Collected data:
_____
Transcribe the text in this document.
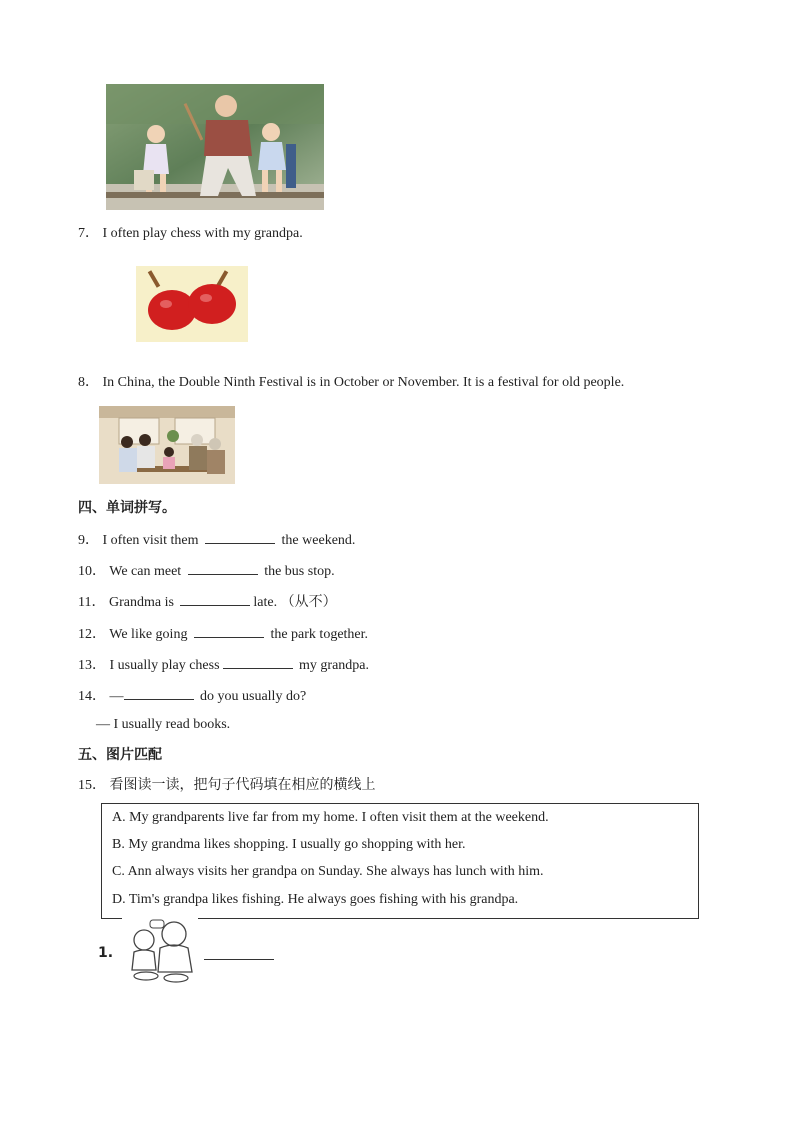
7． I often play chess with my grandpa.
8． In China, the Double Ninth Festival is in October or November. It is a festival for old people.
四、单词拼写。
9． I often visit them	the weekend.
10． We can meet	the bus stop.
11． Grandma is	late. （从不）
12． We like going	the park together.
13． I usually play chess	my grandpa.
14． —	do you usually do?
— I usually read books.
五、图片匹配
15． 看图读一读，把句子代码填在相应的横线上
A. My grandparents live far from my home. I often visit them at the weekend.
B. My grandma likes shopping. I usually go shopping with her.
C. Ann always visits her grandpa on Sunday. She always has lunch with him.
D. Tim's grandpa likes fishing. He always goes fishing with his grandpa.
1.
_____
EXERCISE DESCRIPTION:
Copy all lines from the material that contain "usually".

EXERCISE RESULT:
13． I usually play chess	my grandpa.
14． —	do you usually do?
— I usually read books.
B. My grandma likes shopping. I usually go shopping with her.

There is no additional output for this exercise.